**Aim of the task**
Where a line holds the word "fridge", copy that line.

(Dataset rows)

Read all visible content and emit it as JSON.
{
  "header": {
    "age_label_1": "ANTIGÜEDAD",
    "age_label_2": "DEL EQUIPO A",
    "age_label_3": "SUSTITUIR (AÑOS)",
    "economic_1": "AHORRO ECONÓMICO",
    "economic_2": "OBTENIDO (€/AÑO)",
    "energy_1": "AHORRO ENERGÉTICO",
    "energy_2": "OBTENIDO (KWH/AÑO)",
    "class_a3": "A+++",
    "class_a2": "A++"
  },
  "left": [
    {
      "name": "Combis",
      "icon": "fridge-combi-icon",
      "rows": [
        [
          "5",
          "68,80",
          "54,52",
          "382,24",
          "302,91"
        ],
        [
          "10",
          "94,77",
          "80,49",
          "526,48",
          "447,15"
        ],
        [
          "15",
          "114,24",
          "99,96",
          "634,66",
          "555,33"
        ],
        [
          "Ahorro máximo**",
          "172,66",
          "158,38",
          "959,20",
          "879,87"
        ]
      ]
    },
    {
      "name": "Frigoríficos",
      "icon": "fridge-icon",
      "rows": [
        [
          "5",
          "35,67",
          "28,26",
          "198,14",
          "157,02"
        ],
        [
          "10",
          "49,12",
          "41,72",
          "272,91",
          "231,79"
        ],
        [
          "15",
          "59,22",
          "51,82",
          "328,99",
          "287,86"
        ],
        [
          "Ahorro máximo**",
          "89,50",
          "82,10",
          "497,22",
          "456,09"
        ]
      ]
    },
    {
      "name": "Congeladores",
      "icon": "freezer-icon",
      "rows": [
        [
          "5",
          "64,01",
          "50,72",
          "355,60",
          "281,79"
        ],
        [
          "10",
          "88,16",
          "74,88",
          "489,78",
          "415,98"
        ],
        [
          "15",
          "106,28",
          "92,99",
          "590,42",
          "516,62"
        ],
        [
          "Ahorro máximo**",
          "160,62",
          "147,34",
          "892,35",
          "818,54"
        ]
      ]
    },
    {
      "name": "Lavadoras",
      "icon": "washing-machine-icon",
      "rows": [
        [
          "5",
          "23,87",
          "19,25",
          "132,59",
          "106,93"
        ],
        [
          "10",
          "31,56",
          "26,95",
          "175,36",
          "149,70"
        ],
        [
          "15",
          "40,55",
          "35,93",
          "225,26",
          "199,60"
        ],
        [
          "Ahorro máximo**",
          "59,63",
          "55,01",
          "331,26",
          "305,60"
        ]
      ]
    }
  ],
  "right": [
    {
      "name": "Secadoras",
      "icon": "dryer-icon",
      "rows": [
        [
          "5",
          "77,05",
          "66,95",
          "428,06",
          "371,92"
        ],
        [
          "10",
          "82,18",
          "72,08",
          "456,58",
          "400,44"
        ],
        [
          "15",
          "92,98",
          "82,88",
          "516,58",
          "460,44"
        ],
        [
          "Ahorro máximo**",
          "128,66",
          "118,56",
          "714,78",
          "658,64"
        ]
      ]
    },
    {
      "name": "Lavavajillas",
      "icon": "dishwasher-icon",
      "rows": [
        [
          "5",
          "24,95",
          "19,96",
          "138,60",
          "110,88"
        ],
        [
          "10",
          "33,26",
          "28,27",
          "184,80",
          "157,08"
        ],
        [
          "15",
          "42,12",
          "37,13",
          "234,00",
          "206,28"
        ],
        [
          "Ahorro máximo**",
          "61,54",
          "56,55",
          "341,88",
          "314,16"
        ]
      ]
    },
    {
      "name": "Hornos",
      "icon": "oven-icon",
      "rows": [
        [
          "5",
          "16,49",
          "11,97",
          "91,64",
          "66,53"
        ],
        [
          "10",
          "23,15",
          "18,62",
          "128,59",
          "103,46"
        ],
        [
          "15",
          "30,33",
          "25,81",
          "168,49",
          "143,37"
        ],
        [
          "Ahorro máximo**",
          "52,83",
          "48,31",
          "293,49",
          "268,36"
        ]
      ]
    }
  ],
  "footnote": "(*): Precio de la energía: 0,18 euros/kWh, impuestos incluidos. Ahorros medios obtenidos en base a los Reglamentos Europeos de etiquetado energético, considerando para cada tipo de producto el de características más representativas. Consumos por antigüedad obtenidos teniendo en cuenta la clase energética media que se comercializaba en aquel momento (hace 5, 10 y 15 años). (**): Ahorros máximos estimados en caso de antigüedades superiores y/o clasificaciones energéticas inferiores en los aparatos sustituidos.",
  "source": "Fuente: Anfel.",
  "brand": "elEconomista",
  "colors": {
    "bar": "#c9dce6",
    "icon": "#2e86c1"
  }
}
---
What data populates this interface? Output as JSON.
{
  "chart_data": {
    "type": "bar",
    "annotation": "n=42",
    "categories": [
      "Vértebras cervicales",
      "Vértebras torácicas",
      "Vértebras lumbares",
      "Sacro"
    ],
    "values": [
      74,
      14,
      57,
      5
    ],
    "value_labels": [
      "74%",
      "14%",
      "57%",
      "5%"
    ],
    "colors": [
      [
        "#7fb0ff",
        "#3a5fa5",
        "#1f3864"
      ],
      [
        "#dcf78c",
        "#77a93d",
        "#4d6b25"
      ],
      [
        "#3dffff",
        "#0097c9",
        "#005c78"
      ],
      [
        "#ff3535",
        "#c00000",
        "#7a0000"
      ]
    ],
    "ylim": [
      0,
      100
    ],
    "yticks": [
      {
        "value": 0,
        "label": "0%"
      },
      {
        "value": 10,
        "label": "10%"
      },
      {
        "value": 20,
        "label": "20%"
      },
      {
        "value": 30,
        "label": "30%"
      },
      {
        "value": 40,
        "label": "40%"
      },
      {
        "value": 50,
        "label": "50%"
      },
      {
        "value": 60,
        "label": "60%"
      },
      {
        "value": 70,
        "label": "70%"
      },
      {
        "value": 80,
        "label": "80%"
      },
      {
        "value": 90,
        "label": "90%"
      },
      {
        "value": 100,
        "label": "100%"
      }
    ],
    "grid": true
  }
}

**Result of the exercise**
      "icon": "fridge-combi-icon",
      "icon": "fridge-icon",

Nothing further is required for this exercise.